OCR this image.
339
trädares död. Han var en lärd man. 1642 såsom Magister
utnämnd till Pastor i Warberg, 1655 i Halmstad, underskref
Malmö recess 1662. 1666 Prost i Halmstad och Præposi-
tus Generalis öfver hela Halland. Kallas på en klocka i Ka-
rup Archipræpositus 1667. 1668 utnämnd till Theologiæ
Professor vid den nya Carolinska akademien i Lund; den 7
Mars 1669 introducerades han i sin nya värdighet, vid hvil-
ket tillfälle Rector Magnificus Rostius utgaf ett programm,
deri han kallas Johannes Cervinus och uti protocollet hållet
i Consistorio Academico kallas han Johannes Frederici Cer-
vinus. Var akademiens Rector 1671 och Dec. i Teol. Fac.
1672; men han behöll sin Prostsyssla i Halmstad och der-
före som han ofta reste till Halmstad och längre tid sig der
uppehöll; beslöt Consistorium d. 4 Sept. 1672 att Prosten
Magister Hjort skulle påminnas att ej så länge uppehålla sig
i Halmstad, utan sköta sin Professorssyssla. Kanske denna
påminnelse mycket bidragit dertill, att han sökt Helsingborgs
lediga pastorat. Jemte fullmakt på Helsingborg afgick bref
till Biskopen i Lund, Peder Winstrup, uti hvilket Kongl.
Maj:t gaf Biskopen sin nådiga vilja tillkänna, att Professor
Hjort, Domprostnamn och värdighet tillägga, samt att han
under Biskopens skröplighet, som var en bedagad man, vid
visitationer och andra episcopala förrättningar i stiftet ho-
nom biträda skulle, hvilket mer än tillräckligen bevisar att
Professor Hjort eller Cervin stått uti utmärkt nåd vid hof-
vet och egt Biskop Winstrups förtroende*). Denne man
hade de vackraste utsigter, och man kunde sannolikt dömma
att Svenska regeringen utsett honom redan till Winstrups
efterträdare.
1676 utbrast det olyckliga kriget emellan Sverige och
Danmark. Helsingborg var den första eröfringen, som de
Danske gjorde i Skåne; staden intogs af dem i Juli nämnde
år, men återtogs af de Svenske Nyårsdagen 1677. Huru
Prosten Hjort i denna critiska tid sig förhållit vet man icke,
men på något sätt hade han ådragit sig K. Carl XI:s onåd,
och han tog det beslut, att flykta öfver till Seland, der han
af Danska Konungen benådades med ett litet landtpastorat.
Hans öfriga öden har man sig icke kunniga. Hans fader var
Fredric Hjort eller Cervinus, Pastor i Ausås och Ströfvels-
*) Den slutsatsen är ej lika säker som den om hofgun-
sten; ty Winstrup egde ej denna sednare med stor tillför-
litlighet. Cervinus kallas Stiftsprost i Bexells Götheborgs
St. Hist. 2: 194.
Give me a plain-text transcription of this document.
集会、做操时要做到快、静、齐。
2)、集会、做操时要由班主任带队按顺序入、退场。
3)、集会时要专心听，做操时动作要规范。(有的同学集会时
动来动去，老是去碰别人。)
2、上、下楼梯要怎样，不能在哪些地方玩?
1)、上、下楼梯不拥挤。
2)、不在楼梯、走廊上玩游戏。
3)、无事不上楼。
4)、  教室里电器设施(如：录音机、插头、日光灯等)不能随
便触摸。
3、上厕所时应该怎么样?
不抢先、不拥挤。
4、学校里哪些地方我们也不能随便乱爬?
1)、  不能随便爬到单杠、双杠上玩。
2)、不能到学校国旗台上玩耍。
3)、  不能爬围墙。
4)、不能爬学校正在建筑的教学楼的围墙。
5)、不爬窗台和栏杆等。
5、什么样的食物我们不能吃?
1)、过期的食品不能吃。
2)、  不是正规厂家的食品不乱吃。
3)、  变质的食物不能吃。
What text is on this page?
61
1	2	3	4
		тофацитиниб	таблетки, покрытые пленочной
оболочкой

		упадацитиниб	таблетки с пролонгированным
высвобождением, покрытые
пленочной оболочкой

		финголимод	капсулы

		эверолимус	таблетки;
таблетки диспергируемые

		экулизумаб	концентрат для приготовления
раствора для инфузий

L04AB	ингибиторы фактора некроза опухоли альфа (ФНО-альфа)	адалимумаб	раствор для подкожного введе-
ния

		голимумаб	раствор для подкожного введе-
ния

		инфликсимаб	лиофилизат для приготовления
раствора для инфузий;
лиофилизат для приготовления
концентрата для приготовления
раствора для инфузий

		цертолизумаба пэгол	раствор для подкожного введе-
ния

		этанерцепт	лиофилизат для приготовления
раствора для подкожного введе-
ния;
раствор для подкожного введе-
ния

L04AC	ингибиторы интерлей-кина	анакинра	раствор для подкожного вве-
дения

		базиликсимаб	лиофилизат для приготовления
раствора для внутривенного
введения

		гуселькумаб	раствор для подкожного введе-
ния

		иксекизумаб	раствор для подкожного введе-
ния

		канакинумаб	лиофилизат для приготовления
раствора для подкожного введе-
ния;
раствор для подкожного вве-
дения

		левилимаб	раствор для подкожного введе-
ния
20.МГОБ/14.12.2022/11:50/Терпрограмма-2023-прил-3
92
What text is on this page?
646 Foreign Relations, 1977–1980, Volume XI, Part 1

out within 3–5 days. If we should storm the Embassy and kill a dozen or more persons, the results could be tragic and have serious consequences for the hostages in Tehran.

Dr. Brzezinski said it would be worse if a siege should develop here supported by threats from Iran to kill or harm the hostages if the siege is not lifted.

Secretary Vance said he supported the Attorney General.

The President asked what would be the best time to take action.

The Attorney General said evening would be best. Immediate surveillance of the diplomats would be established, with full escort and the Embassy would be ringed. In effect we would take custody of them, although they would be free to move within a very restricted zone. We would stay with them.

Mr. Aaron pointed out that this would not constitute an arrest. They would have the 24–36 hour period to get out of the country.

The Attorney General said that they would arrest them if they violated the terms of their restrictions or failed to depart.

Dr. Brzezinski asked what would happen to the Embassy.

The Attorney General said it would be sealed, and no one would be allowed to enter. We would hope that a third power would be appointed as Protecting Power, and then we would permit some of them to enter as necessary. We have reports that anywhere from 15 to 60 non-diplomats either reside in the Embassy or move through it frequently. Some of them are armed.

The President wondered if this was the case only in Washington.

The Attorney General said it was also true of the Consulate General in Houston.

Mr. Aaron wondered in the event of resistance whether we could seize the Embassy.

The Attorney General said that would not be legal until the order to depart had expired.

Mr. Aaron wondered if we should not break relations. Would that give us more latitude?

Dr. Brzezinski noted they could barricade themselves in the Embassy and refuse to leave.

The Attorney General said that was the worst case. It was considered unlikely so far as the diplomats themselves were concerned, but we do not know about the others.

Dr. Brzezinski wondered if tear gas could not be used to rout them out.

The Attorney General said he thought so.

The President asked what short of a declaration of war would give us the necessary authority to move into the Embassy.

○ ○ ○ ○

EXERCISE: Copy the records above exactly.

COMPLETED EXERCISE:
OCR this image.
339
trädares död. Han var en lärd man. 1642 såsom Magister
utnämnd till Pastor i Warberg, 1655 i Halmstad, underskref
Malmö recess 1662. 1666 Prost i Halmstad och Præposi-
tus Generalis öfver hela Halland. Kallas på en klocka i Ka-
rup Archipræpositus 1667. 1668 utnämnd till Theologiæ
Professor vid den nya Carolinska akademien i Lund; den 7
Mars 1669 introducerades han i sin nya värdighet, vid hvil-
ket tillfälle Rector Magnificus Rostius utgaf ett programm,
deri han kallas Johannes Cervinus och uti protocollet hållet
i Consistorio Academico kallas han Johannes Frederici Cer-
vinus. Var akademiens Rector 1671 och Dec. i Teol. Fac.
1672; men han behöll sin Prostsyssla i Halmstad och der-
före som han ofta reste till Halmstad och längre tid sig der
uppehöll; beslöt Consistorium d. 4 Sept. 1672 att Prosten
Magister Hjort skulle påminnas att ej så länge uppehålla sig
i Halmstad, utan sköta sin Professorssyssla. Kanske denna
påminnelse mycket bidragit dertill, att han sökt Helsingborgs
lediga pastorat. Jemte fullmakt på Helsingborg afgick bref
till Biskopen i Lund, Peder Winstrup, uti hvilket Kongl.
Maj:t gaf Biskopen sin nådiga vilja tillkänna, att Professor
Hjort, Domprostnamn och värdighet tillägga, samt att han
under Biskopens skröplighet, som var en bedagad man, vid
visitationer och andra episcopala förrättningar i stiftet ho-
nom biträda skulle, hvilket mer än tillräckligen bevisar att
Professor Hjort eller Cervin stått uti utmärkt nåd vid hof-
vet och egt Biskop Winstrups förtroende*). Denne man
hade de vackraste utsigter, och man kunde sannolikt dömma
att Svenska regeringen utsett honom redan till Winstrups
efterträdare.
1676 utbrast det olyckliga kriget emellan Sverige och
Danmark. Helsingborg var den första eröfringen, som de
Danske gjorde i Skåne; staden intogs af dem i Juli nämnde
år, men återtogs af de Svenske Nyårsdagen 1677. Huru
Prosten Hjort i denna critiska tid sig förhållit vet man icke,
men på något sätt hade han ådragit sig K. Carl XI:s onåd,
och han tog det beslut, att flykta öfver till Seland, der han
af Danska Konungen benådades med ett litet landtpastorat.
Hans öfriga öden har man sig icke kunniga. Hans fader var
Fredric Hjort eller Cervinus, Pastor i Ausås och Ströfvels-
*) Den slutsatsen är ej lika säker som den om hofgun-
sten; ty Winstrup egde ej denna sednare med stor tillför-
litlighet. Cervinus kallas Stiftsprost i Bexells Götheborgs
St. Hist. 2: 194.
Give me a plain-text transcription of this document.
集会、做操时要做到快、静、齐。
2)、集会、做操时要由班主任带队按顺序入、退场。
3)、集会时要专心听，做操时动作要规范。(有的同学集会时
动来动去，老是去碰别人。)
2、上、下楼梯要怎样，不能在哪些地方玩?
1)、上、下楼梯不拥挤。
2)、不在楼梯、走廊上玩游戏。
3)、无事不上楼。
4)、  教室里电器设施(如：录音机、插头、日光灯等)不能随
便触摸。
3、上厕所时应该怎么样?
不抢先、不拥挤。
4、学校里哪些地方我们也不能随便乱爬?
1)、  不能随便爬到单杠、双杠上玩。
2)、不能到学校国旗台上玩耍。
3)、  不能爬围墙。
4)、不能爬学校正在建筑的教学楼的围墙。
5)、不爬窗台和栏杆等。
5、什么样的食物我们不能吃?
1)、过期的食品不能吃。
2)、  不是正规厂家的食品不乱吃。
3)、  变质的食物不能吃。
What text is on this page?
61
1	2	3	4
		тофацитиниб	таблетки, покрытые пленочной
оболочкой

		упадацитиниб	таблетки с пролонгированным
высвобождением, покрытые
пленочной оболочкой

		финголимод	капсулы

		эверолимус	таблетки;
таблетки диспергируемые

		экулизумаб	концентрат для приготовления
раствора для инфузий

L04AB	ингибиторы фактора некроза опухоли альфа (ФНО-альфа)	адалимумаб	раствор для подкожного введе-
ния

		голимумаб	раствор для подкожного введе-
ния

		инфликсимаб	лиофилизат для приготовления
раствора для инфузий;
лиофилизат для приготовления
концентрата для приготовления
раствора для инфузий

		цертолизумаба пэгол	раствор для подкожного введе-
ния

		этанерцепт	лиофилизат для приготовления
раствора для подкожного введе-
ния;
раствор для подкожного введе-
ния

L04AC	ингибиторы интерлей-кина	анакинра	раствор для подкожного вве-
дения

		базиликсимаб	лиофилизат для приготовления
раствора для внутривенного
введения

		гуселькумаб	раствор для подкожного введе-
ния

		иксекизумаб	раствор для подкожного введе-
ния

		канакинумаб	лиофилизат для приготовления
раствора для подкожного введе-
ния;
раствор для подкожного вве-
дения

		левилимаб	раствор для подкожного введе-
ния
20.МГОБ/14.12.2022/11:50/Терпрограмма-2023-прил-3
92
What text is on this page?
646 Foreign Relations, 1977–1980, Volume XI, Part 1

out within 3–5 days. If we should storm the Embassy and kill a dozen or more persons, the results could be tragic and have serious consequences for the hostages in Tehran.

Dr. Brzezinski said it would be worse if a siege should develop here supported by threats from Iran to kill or harm the hostages if the siege is not lifted.

Secretary Vance said he supported the Attorney General.

The President asked what would be the best time to take action.

The Attorney General said evening would be best. Immediate surveillance of the diplomats would be established, with full escort and the Embassy would be ringed. In effect we would take custody of them, although they would be free to move within a very restricted zone. We would stay with them.

Mr. Aaron pointed out that this would not constitute an arrest. They would have the 24–36 hour period to get out of the country.

The Attorney General said that they would arrest them if they violated the terms of their restrictions or failed to depart.

Dr. Brzezinski asked what would happen to the Embassy.

The Attorney General said it would be sealed, and no one would be allowed to enter. We would hope that a third power would be appointed as Protecting Power, and then we would permit some of them to enter as necessary. We have reports that anywhere from 15 to 60 non-diplomats either reside in the Embassy or move through it frequently. Some of them are armed.

The President wondered if this was the case only in Washington.

The Attorney General said it was also true of the Consulate General in Houston.

Mr. Aaron wondered in the event of resistance whether we could seize the Embassy.

The Attorney General said that would not be legal until the order to depart had expired.

Mr. Aaron wondered if we should not break relations. Would that give us more latitude?

Dr. Brzezinski noted they could barricade themselves in the Embassy and refuse to leave.

The Attorney General said that was the worst case. It was considered unlikely so far as the diplomats themselves were concerned, but we do not know about the others.

Dr. Brzezinski wondered if tear gas could not be used to rout them out.

The Attorney General said he thought so.

The President asked what short of a declaration of war would give us the necessary authority to move into the Embassy.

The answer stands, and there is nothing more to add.